▸ **Task description**
Show all lines that include the string "JSON"; copy each one.

begin

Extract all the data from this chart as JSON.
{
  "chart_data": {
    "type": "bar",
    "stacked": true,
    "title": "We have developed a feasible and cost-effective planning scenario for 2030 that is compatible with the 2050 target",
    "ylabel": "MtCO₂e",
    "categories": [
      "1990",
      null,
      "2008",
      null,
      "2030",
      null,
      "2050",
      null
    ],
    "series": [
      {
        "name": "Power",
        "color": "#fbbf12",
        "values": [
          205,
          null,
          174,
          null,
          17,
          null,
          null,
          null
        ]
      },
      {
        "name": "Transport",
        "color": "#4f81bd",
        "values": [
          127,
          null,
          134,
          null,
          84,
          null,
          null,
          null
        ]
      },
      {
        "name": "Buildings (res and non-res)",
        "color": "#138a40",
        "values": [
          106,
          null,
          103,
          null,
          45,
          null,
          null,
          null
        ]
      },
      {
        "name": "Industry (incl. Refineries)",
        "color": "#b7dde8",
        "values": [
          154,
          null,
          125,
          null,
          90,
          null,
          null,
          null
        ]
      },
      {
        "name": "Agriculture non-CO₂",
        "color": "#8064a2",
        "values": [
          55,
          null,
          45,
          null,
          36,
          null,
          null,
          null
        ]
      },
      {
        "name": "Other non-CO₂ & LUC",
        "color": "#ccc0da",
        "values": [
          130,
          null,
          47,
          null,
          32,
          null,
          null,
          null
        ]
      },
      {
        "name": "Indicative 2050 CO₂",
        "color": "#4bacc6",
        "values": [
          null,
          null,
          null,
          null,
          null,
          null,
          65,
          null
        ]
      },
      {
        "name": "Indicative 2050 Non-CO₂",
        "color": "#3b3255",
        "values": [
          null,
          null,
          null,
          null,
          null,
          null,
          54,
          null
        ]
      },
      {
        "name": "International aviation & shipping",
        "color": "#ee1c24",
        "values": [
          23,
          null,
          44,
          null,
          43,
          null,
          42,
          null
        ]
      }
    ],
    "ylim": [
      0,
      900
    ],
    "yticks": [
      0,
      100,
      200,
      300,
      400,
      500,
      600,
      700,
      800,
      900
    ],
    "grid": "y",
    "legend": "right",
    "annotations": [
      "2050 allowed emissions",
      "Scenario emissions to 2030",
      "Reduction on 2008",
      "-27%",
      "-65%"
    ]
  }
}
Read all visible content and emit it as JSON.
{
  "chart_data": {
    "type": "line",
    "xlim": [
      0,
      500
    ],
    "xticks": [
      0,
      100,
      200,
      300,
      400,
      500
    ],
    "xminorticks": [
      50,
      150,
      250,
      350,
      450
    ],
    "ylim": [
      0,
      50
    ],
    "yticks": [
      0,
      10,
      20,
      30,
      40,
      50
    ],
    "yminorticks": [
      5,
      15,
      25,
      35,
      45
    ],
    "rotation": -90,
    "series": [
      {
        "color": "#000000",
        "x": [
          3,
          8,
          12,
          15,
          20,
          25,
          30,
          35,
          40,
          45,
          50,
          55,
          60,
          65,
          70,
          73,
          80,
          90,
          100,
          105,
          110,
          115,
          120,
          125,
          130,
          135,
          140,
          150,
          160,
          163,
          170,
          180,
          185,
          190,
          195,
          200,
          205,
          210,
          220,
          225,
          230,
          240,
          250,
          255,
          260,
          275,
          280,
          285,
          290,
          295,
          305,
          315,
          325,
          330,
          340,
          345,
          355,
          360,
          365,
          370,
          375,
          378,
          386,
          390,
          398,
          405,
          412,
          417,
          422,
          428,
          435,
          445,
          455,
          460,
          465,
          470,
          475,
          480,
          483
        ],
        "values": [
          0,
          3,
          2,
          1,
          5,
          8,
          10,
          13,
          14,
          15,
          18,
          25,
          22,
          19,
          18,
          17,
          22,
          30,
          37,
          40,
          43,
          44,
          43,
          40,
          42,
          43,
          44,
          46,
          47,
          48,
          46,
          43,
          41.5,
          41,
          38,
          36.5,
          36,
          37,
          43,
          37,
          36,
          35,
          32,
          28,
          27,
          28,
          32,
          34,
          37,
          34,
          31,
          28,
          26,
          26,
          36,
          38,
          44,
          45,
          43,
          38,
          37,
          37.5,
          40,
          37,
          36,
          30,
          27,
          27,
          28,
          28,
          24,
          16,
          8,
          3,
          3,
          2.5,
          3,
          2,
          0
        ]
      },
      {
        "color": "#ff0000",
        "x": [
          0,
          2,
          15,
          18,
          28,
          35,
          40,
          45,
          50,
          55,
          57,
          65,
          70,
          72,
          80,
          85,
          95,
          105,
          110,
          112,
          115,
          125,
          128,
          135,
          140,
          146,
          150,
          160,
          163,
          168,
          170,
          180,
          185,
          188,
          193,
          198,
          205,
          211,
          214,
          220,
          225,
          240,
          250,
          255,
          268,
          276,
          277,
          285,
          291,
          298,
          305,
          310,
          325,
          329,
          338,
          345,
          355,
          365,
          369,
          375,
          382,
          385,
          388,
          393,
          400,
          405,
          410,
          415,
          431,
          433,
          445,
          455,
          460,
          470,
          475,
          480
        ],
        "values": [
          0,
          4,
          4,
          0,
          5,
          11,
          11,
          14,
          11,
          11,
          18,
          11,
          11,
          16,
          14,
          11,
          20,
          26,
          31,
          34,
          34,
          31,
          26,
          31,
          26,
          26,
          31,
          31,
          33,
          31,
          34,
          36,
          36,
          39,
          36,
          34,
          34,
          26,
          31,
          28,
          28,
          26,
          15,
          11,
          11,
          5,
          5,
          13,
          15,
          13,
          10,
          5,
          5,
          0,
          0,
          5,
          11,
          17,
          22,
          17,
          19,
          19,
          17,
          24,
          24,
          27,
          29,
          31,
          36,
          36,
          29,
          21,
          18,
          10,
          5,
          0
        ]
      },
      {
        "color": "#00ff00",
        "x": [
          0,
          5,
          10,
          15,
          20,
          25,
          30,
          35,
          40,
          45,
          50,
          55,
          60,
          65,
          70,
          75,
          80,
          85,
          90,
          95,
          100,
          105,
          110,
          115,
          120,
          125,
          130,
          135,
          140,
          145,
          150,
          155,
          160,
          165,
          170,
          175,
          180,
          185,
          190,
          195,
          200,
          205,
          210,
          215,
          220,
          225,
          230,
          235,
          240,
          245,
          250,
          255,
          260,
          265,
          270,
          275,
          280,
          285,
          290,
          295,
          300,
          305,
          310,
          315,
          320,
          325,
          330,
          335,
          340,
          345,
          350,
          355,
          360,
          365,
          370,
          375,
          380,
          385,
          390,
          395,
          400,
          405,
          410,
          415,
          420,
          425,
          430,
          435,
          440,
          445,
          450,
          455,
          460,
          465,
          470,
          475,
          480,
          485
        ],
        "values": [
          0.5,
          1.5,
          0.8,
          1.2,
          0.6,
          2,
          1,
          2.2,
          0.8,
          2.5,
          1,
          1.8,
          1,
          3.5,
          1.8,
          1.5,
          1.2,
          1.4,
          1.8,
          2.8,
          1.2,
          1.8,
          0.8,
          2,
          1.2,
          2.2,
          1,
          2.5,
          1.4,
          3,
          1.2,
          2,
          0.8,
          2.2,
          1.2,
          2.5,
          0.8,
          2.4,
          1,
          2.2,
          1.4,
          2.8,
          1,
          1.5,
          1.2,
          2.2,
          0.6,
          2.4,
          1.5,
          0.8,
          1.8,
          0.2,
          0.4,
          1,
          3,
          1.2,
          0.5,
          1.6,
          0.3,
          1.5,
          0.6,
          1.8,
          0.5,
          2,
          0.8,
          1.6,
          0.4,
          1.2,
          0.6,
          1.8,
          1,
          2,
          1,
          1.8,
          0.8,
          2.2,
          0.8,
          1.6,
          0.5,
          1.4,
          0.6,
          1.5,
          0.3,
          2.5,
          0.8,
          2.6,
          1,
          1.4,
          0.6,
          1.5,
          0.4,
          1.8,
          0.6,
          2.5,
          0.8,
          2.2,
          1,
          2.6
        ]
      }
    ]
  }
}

end

▸ **Written solution**
Extract all the data from this chart as JSON.
Read all visible content and emit it as JSON.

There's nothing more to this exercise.